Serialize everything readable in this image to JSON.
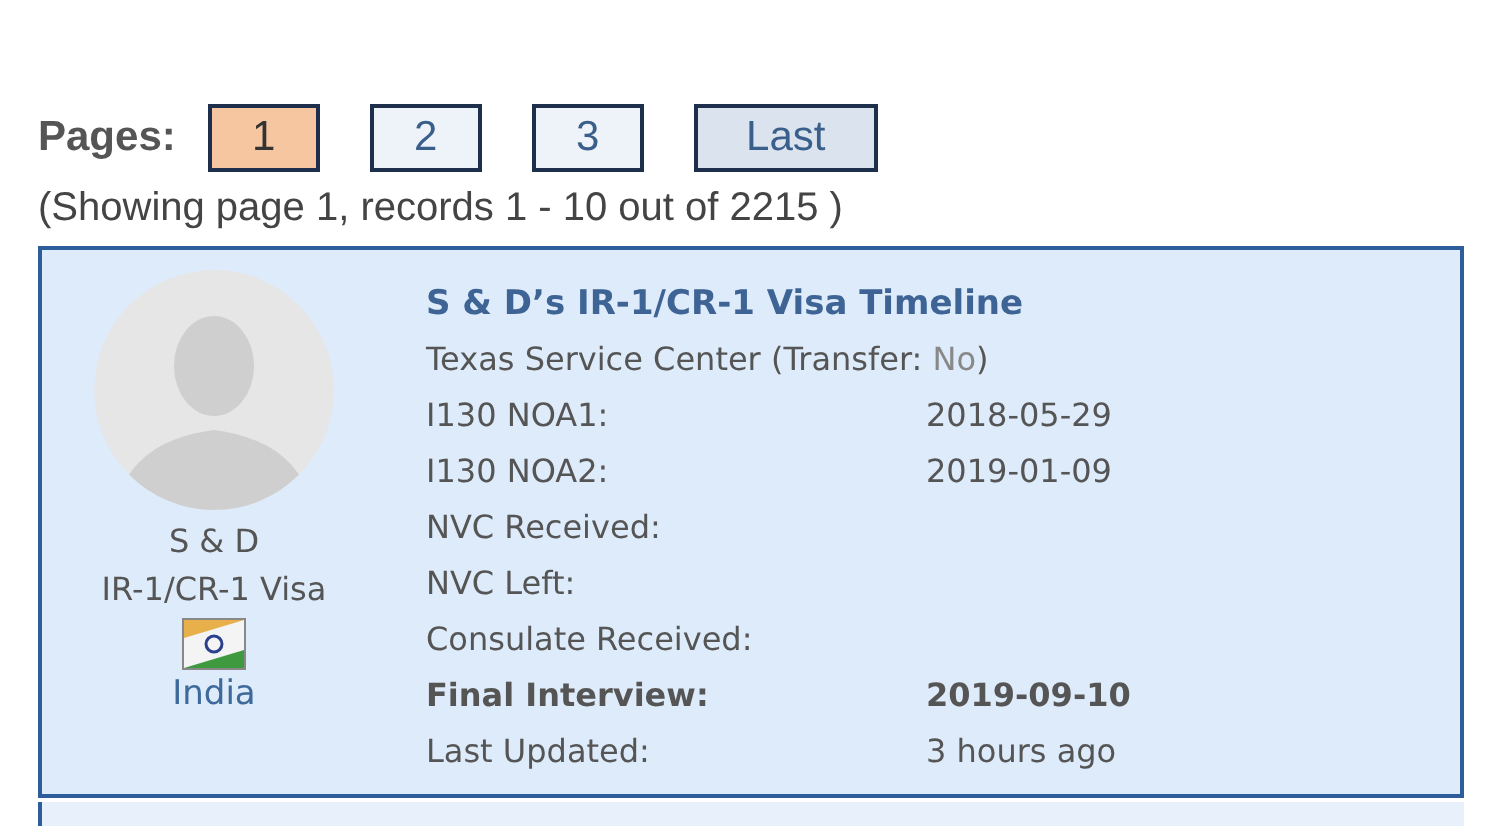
{
  "pagination": {
    "label": "Pages:",
    "pages": [
      {
        "label": "1",
        "selected": true
      },
      {
        "label": "2",
        "selected": false
      },
      {
        "label": "3",
        "selected": false
      },
      {
        "label": "Last",
        "selected": false,
        "kind": "last"
      }
    ],
    "summary": "(Showing page 1, records 1 - 10 out of 2215 )"
  },
  "timelines": [
    {
      "name": "S & D",
      "visa": "IR-1/CR-1 Visa",
      "country": "India",
      "title": "S & D’s IR-1/CR-1 Visa Timeline",
      "service_line": [
        "Texas Service Center (Transfer: ",
        "No",
        ")"
      ],
      "rows": [
        {
          "label": "I130 NOA1:",
          "value": "2018-05-29",
          "kind": "normal"
        },
        {
          "label": "I130 NOA2:",
          "value": "2019-01-09",
          "kind": "normal"
        },
        {
          "label": "NVC Received:",
          "kind": "normal"
        },
        {
          "label": "NVC Left:",
          "kind": "normal"
        },
        {
          "label": "Consulate Received:",
          "kind": "normal"
        },
        {
          "label": "Final Interview:",
          "value": "2019-09-10",
          "kind": "highlight"
        },
        {
          "label": "Last Updated:",
          "value": "3 hours ago",
          "kind": "normal"
        }
      ]
    }
  ]
}
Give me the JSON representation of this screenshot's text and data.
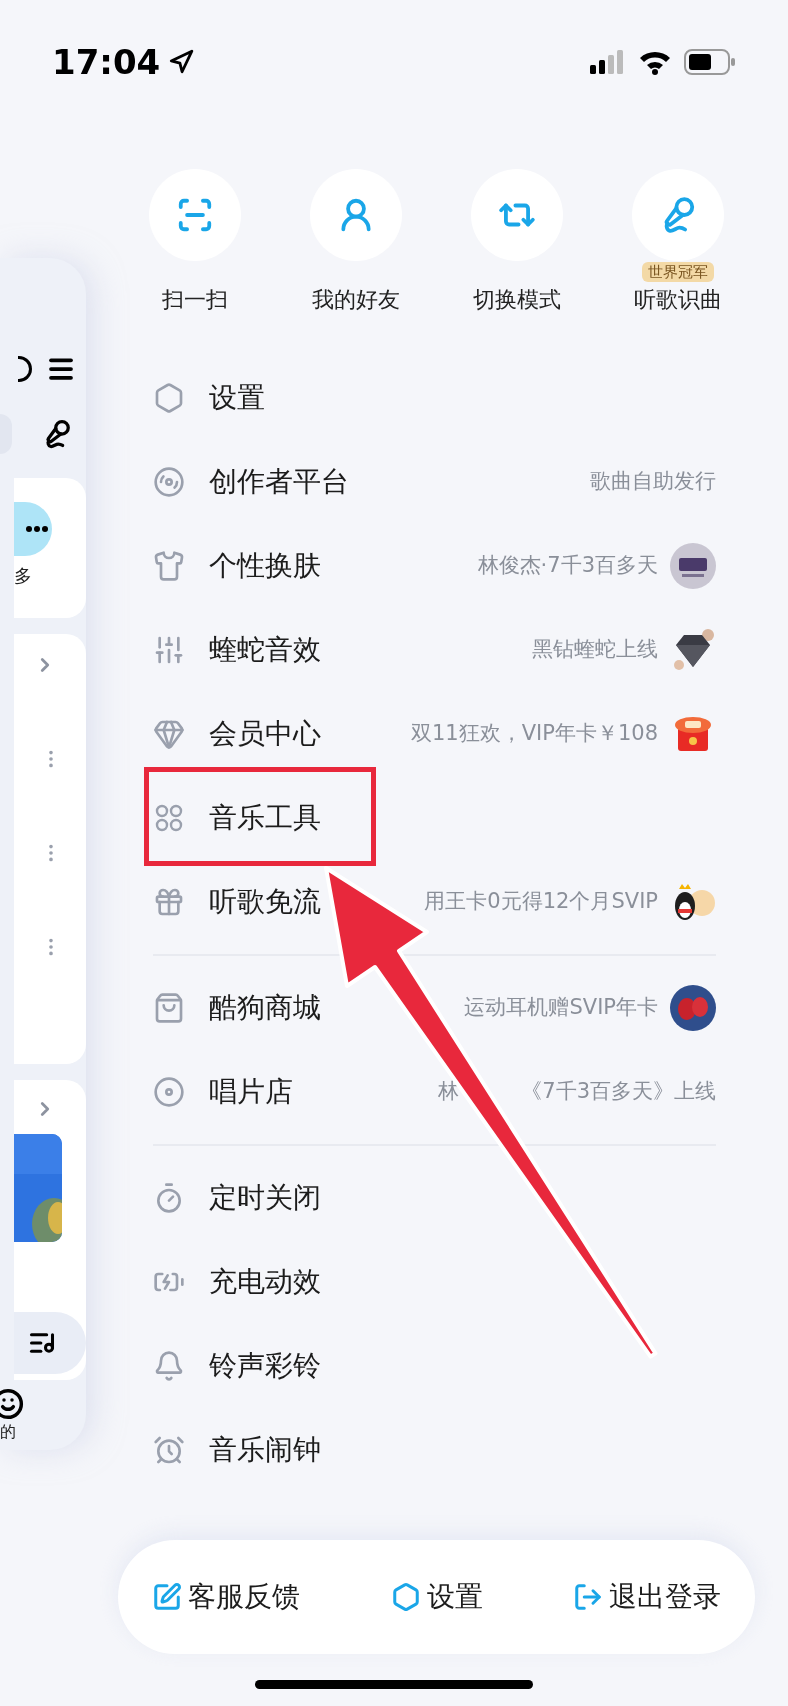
{
  "status_bar": {
    "time": "17:04"
  },
  "drawer_preview": {
    "more_label": "多",
    "mine_label": "的"
  },
  "quick_actions": [
    {
      "label": "扫一扫"
    },
    {
      "label": "我的好友"
    },
    {
      "label": "切换模式"
    },
    {
      "label": "听歌识曲",
      "badge": "世界冠军"
    }
  ],
  "menu_sections": [
    [
      {
        "label": "设置"
      },
      {
        "label": "创作者平台",
        "subtitle": "歌曲自助发行"
      },
      {
        "label": "个性换肤",
        "subtitle": "林俊杰·7千3百多天",
        "thumb": true
      },
      {
        "label": "蝰蛇音效",
        "subtitle": "黑钻蝰蛇上线",
        "thumb": true
      },
      {
        "label": "会员中心",
        "subtitle": "双11狂欢，VIP年卡￥108",
        "thumb": true
      },
      {
        "label": "音乐工具"
      },
      {
        "label": "听歌免流",
        "subtitle": "用王卡0元得12个月SVIP",
        "thumb": true
      }
    ],
    [
      {
        "label": "酷狗商城",
        "subtitle": "运动耳机赠SVIP年卡",
        "thumb": true
      },
      {
        "label": "唱片店",
        "subtitle": "《7千3百多天》上线",
        "subtitle_lead": "林"
      }
    ],
    [
      {
        "label": "定时关闭"
      },
      {
        "label": "充电动效"
      },
      {
        "label": "铃声彩铃"
      },
      {
        "label": "音乐闹钟"
      }
    ]
  ],
  "bottom_bar": [
    {
      "label": "客服反馈"
    },
    {
      "label": "设置"
    },
    {
      "label": "退出登录"
    }
  ]
}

####################

Written task => Give the entries again without a single change, but with no pictures.

Finished answer =>
Serialize everything readable in this image to JSON.
{
  "pagination": {
    "label": "Pages:",
    "pages": [
      {
        "label": "1",
        "selected": true
      },
      {
        "label": "2",
        "selected": false
      },
      {
        "label": "3",
        "selected": false
      },
      {
        "label": "Last",
        "selected": false,
        "kind": "last"
      }
    ],
    "summary": "(Showing page 1, records 1 - 10 out of 2215 )"
  },
  "timelines": [
    {
      "name": "S & D",
      "visa": "IR-1/CR-1 Visa",
      "country": "India",
      "title": "S & D’s IR-1/CR-1 Visa Timeline",
      "service_line": [
        "Texas Service Center (Transfer: ",
        "No",
        ")"
      ],
      "rows": [
        {
          "label": "I130 NOA1:",
          "value": "2018-05-29",
          "kind": "normal"
        },
        {
          "label": "I130 NOA2:",
          "value": "2019-01-09",
          "kind": "normal"
        },
        {
          "label": "NVC Received:",
          "kind": "normal"
        },
        {
          "label": "NVC Left:",
          "kind": "normal"
        },
        {
          "label": "Consulate Received:",
          "kind": "normal"
        },
        {
          "label": "Final Interview:",
          "value": "2019-09-10",
          "kind": "highlight"
        },
        {
          "label": "Last Updated:",
          "value": "3 hours ago",
          "kind": "normal"
        }
      ]
    }
  ]
}
Give me the JSON representation of this screenshot's text and data.
{
  "status_bar": {
    "time": "17:04"
  },
  "drawer_preview": {
    "more_label": "多",
    "mine_label": "的"
  },
  "quick_actions": [
    {
      "label": "扫一扫"
    },
    {
      "label": "我的好友"
    },
    {
      "label": "切换模式"
    },
    {
      "label": "听歌识曲",
      "badge": "世界冠军"
    }
  ],
  "menu_sections": [
    [
      {
        "label": "设置"
      },
      {
        "label": "创作者平台",
        "subtitle": "歌曲自助发行"
      },
      {
        "label": "个性换肤",
        "subtitle": "林俊杰·7千3百多天",
        "thumb": true
      },
      {
        "label": "蝰蛇音效",
        "subtitle": "黑钻蝰蛇上线",
        "thumb": true
      },
      {
        "label": "会员中心",
        "subtitle": "双11狂欢，VIP年卡￥108",
        "thumb": true
      },
      {
        "label": "音乐工具"
      },
      {
        "label": "听歌免流",
        "subtitle": "用王卡0元得12个月SVIP",
        "thumb": true
      }
    ],
    [
      {
        "label": "酷狗商城",
        "subtitle": "运动耳机赠SVIP年卡",
        "thumb": true
      },
      {
        "label": "唱片店",
        "subtitle": "《7千3百多天》上线",
        "subtitle_lead": "林"
      }
    ],
    [
      {
        "label": "定时关闭"
      },
      {
        "label": "充电动效"
      },
      {
        "label": "铃声彩铃"
      },
      {
        "label": "音乐闹钟"
      }
    ]
  ],
  "bottom_bar": [
    {
      "label": "客服反馈"
    },
    {
      "label": "设置"
    },
    {
      "label": "退出登录"
    }
  ]
}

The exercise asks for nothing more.